#### WHAT THE TASK REQUIRES:
Drop all images and give the records again exactly.

--- Start of RECORDS TO PROCESS ---

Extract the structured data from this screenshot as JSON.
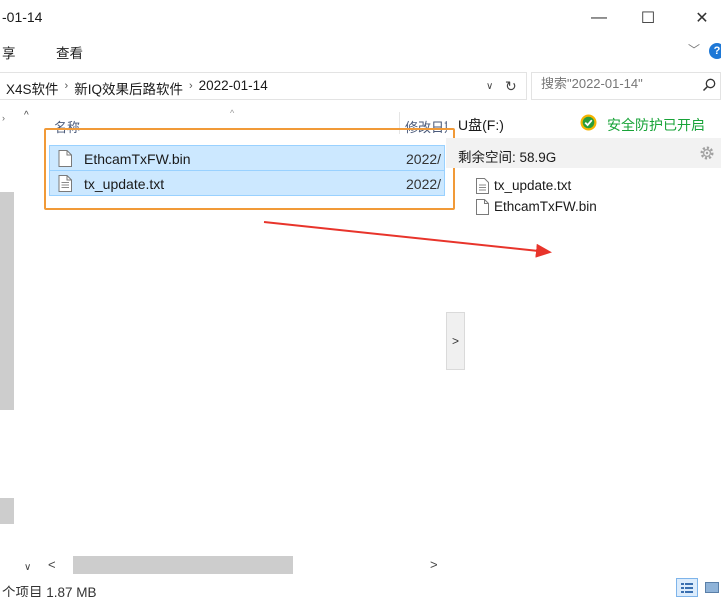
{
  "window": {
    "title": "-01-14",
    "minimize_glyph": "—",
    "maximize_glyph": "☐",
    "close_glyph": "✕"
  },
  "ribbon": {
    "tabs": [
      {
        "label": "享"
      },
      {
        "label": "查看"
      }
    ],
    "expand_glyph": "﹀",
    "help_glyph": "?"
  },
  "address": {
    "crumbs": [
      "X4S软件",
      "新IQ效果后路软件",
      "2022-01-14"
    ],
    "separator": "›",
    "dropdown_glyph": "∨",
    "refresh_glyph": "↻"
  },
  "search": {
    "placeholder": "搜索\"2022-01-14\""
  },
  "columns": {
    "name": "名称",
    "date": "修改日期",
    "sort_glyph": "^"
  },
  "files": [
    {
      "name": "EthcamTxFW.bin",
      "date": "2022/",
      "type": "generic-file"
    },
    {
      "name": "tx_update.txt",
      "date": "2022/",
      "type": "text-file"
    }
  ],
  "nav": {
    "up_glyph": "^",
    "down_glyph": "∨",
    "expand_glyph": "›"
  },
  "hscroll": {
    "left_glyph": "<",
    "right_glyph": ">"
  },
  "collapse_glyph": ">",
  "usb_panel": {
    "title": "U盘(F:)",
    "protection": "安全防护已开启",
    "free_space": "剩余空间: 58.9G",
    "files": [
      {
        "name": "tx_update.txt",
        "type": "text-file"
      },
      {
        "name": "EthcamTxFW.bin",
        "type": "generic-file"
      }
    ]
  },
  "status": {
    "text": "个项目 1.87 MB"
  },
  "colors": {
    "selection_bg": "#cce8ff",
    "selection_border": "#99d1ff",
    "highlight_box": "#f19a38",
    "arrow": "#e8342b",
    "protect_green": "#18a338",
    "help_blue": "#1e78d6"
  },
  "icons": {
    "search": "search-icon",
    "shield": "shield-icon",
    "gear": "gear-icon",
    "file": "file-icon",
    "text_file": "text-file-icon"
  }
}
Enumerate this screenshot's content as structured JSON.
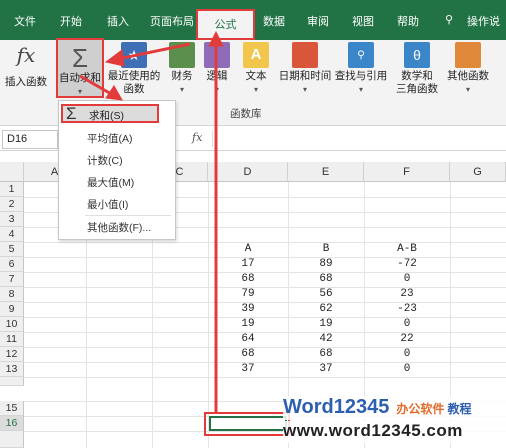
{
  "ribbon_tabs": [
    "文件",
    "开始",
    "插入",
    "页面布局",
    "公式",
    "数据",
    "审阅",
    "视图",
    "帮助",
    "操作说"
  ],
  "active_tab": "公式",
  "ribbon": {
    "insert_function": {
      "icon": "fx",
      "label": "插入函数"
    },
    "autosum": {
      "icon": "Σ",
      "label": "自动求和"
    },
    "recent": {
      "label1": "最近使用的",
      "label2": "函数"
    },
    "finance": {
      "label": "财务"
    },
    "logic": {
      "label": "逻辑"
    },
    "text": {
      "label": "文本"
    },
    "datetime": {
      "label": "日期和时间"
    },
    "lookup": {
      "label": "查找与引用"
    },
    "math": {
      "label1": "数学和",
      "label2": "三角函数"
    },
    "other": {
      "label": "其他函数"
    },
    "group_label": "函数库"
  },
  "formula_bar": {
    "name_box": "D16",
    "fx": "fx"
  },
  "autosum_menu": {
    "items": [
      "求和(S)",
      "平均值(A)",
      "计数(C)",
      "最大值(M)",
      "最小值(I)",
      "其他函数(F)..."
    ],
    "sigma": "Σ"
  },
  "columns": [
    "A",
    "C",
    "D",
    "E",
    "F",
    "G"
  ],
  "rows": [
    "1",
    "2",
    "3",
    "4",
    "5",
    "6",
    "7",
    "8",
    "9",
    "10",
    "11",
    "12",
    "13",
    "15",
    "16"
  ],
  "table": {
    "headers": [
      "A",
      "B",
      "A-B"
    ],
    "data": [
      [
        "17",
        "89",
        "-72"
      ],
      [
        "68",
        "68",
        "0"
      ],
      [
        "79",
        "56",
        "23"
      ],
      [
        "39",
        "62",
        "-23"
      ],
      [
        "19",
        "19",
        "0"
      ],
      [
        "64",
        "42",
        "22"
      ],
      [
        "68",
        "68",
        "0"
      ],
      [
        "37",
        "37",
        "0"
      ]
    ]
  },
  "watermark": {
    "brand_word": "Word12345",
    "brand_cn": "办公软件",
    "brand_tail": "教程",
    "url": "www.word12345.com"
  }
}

--- End of RECORDS TO PROCESS ---

#### TASK SOLUTION:
Extract the structured data from this screenshot as JSON.
{
  "window": {
    "title": "-01-14",
    "minimize_glyph": "—",
    "maximize_glyph": "☐",
    "close_glyph": "✕"
  },
  "ribbon": {
    "tabs": [
      {
        "label": "享"
      },
      {
        "label": "查看"
      }
    ],
    "expand_glyph": "﹀",
    "help_glyph": "?"
  },
  "address": {
    "crumbs": [
      "X4S软件",
      "新IQ效果后路软件",
      "2022-01-14"
    ],
    "separator": "›",
    "dropdown_glyph": "∨",
    "refresh_glyph": "↻"
  },
  "search": {
    "placeholder": "搜索\"2022-01-14\""
  },
  "columns": {
    "name": "名称",
    "date": "修改日期",
    "sort_glyph": "^"
  },
  "files": [
    {
      "name": "EthcamTxFW.bin",
      "date": "2022/",
      "type": "generic-file"
    },
    {
      "name": "tx_update.txt",
      "date": "2022/",
      "type": "text-file"
    }
  ],
  "nav": {
    "up_glyph": "^",
    "down_glyph": "∨",
    "expand_glyph": "›"
  },
  "hscroll": {
    "left_glyph": "<",
    "right_glyph": ">"
  },
  "collapse_glyph": ">",
  "usb_panel": {
    "title": "U盘(F:)",
    "protection": "安全防护已开启",
    "free_space": "剩余空间: 58.9G",
    "files": [
      {
        "name": "tx_update.txt",
        "type": "text-file"
      },
      {
        "name": "EthcamTxFW.bin",
        "type": "generic-file"
      }
    ]
  },
  "status": {
    "text": "个项目 1.87 MB"
  },
  "colors": {
    "selection_bg": "#cce8ff",
    "selection_border": "#99d1ff",
    "highlight_box": "#f19a38",
    "arrow": "#e8342b",
    "protect_green": "#18a338",
    "help_blue": "#1e78d6"
  },
  "icons": {
    "search": "search-icon",
    "shield": "shield-icon",
    "gear": "gear-icon",
    "file": "file-icon",
    "text_file": "text-file-icon"
  }
}
Enumerate this screenshot's content as structured JSON.
{
  "ribbon_tabs": [
    "文件",
    "开始",
    "插入",
    "页面布局",
    "公式",
    "数据",
    "审阅",
    "视图",
    "帮助",
    "操作说"
  ],
  "active_tab": "公式",
  "ribbon": {
    "insert_function": {
      "icon": "fx",
      "label": "插入函数"
    },
    "autosum": {
      "icon": "Σ",
      "label": "自动求和"
    },
    "recent": {
      "label1": "最近使用的",
      "label2": "函数"
    },
    "finance": {
      "label": "财务"
    },
    "logic": {
      "label": "逻辑"
    },
    "text": {
      "label": "文本"
    },
    "datetime": {
      "label": "日期和时间"
    },
    "lookup": {
      "label": "查找与引用"
    },
    "math": {
      "label1": "数学和",
      "label2": "三角函数"
    },
    "other": {
      "label": "其他函数"
    },
    "group_label": "函数库"
  },
  "formula_bar": {
    "name_box": "D16",
    "fx": "fx"
  },
  "autosum_menu": {
    "items": [
      "求和(S)",
      "平均值(A)",
      "计数(C)",
      "最大值(M)",
      "最小值(I)",
      "其他函数(F)..."
    ],
    "sigma": "Σ"
  },
  "columns": [
    "A",
    "C",
    "D",
    "E",
    "F",
    "G"
  ],
  "rows": [
    "1",
    "2",
    "3",
    "4",
    "5",
    "6",
    "7",
    "8",
    "9",
    "10",
    "11",
    "12",
    "13",
    "15",
    "16"
  ],
  "table": {
    "headers": [
      "A",
      "B",
      "A-B"
    ],
    "data": [
      [
        "17",
        "89",
        "-72"
      ],
      [
        "68",
        "68",
        "0"
      ],
      [
        "79",
        "56",
        "23"
      ],
      [
        "39",
        "62",
        "-23"
      ],
      [
        "19",
        "19",
        "0"
      ],
      [
        "64",
        "42",
        "22"
      ],
      [
        "68",
        "68",
        "0"
      ],
      [
        "37",
        "37",
        "0"
      ]
    ]
  },
  "watermark": {
    "brand_word": "Word12345",
    "brand_cn": "办公软件",
    "brand_tail": "教程",
    "url": "www.word12345.com"
  }
}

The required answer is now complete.